== ENTRIES SUPPLIED ==
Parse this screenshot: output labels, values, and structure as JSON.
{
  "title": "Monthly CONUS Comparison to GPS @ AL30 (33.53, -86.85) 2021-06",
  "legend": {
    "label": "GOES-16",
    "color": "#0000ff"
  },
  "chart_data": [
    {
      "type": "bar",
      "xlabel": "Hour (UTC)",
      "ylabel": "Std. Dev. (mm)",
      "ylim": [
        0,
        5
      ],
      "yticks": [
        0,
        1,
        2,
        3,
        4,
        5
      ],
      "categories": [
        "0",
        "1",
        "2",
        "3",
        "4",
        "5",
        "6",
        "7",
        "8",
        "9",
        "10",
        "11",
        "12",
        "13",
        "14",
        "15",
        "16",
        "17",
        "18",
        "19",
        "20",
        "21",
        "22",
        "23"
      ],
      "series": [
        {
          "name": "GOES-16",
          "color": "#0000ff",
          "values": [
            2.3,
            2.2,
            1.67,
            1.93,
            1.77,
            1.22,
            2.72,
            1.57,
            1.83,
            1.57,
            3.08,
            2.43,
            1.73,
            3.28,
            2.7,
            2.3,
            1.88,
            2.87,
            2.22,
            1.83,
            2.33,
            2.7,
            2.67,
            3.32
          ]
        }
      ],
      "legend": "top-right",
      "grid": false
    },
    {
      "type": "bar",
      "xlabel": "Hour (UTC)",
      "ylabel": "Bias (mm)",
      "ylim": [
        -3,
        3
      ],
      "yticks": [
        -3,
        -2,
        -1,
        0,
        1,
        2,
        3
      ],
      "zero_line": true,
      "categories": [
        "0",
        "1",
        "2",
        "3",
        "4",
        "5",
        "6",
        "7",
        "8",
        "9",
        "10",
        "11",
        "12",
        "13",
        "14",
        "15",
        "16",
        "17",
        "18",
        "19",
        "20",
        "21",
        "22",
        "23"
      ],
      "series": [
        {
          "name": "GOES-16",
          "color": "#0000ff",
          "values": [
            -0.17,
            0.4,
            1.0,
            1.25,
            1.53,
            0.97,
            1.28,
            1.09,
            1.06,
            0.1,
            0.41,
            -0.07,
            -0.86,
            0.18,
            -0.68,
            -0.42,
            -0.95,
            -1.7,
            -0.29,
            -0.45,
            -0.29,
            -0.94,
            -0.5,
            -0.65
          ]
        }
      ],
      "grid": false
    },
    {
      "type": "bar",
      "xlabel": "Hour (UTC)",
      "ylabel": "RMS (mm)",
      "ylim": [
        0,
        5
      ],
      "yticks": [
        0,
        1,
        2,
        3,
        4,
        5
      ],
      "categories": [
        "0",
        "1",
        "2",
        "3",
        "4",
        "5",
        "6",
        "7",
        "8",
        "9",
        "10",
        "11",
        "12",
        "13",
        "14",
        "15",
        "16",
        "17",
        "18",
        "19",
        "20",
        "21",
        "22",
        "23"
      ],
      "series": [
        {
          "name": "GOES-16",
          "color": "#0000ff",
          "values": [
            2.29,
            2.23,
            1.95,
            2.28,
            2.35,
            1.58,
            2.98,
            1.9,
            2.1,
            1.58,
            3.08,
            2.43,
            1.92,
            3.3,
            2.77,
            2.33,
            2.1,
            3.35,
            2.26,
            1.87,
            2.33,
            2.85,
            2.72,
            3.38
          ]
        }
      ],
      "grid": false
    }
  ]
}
===
● PROBLEM TO WORK ON
Repeat all of the records above exactly as they appear.

● OUTPUT FOR THIS EXERCISE
Parse this screenshot: output labels, values, and structure as JSON.
{
  "title": "Monthly CONUS Comparison to GPS @ AL30 (33.53, -86.85) 2021-06",
  "legend": {
    "label": "GOES-16",
    "color": "#0000ff"
  },
  "chart_data": [
    {
      "type": "bar",
      "xlabel": "Hour (UTC)",
      "ylabel": "Std. Dev. (mm)",
      "ylim": [
        0,
        5
      ],
      "yticks": [
        0,
        1,
        2,
        3,
        4,
        5
      ],
      "categories": [
        "0",
        "1",
        "2",
        "3",
        "4",
        "5",
        "6",
        "7",
        "8",
        "9",
        "10",
        "11",
        "12",
        "13",
        "14",
        "15",
        "16",
        "17",
        "18",
        "19",
        "20",
        "21",
        "22",
        "23"
      ],
      "series": [
        {
          "name": "GOES-16",
          "color": "#0000ff",
          "values": [
            2.3,
            2.2,
            1.67,
            1.93,
            1.77,
            1.22,
            2.72,
            1.57,
            1.83,
            1.57,
            3.08,
            2.43,
            1.73,
            3.28,
            2.7,
            2.3,
            1.88,
            2.87,
            2.22,
            1.83,
            2.33,
            2.7,
            2.67,
            3.32
          ]
        }
      ],
      "legend": "top-right",
      "grid": false
    },
    {
      "type": "bar",
      "xlabel": "Hour (UTC)",
      "ylabel": "Bias (mm)",
      "ylim": [
        -3,
        3
      ],
      "yticks": [
        -3,
        -2,
        -1,
        0,
        1,
        2,
        3
      ],
      "zero_line": true,
      "categories": [
        "0",
        "1",
        "2",
        "3",
        "4",
        "5",
        "6",
        "7",
        "8",
        "9",
        "10",
        "11",
        "12",
        "13",
        "14",
        "15",
        "16",
        "17",
        "18",
        "19",
        "20",
        "21",
        "22",
        "23"
      ],
      "series": [
        {
          "name": "GOES-16",
          "color": "#0000ff",
          "values": [
            -0.17,
            0.4,
            1.0,
            1.25,
            1.53,
            0.97,
            1.28,
            1.09,
            1.06,
            0.1,
            0.41,
            -0.07,
            -0.86,
            0.18,
            -0.68,
            -0.42,
            -0.95,
            -1.7,
            -0.29,
            -0.45,
            -0.29,
            -0.94,
            -0.5,
            -0.65
          ]
        }
      ],
      "grid": false
    },
    {
      "type": "bar",
      "xlabel": "Hour (UTC)",
      "ylabel": "RMS (mm)",
      "ylim": [
        0,
        5
      ],
      "yticks": [
        0,
        1,
        2,
        3,
        4,
        5
      ],
      "categories": [
        "0",
        "1",
        "2",
        "3",
        "4",
        "5",
        "6",
        "7",
        "8",
        "9",
        "10",
        "11",
        "12",
        "13",
        "14",
        "15",
        "16",
        "17",
        "18",
        "19",
        "20",
        "21",
        "22",
        "23"
      ],
      "series": [
        {
          "name": "GOES-16",
          "color": "#0000ff",
          "values": [
            2.29,
            2.23,
            1.95,
            2.28,
            2.35,
            1.58,
            2.98,
            1.9,
            2.1,
            1.58,
            3.08,
            2.43,
            1.92,
            3.3,
            2.77,
            2.33,
            2.1,
            3.35,
            2.26,
            1.87,
            2.33,
            2.85,
            2.72,
            3.38
          ]
        }
      ],
      "grid": false
    }
  ]
}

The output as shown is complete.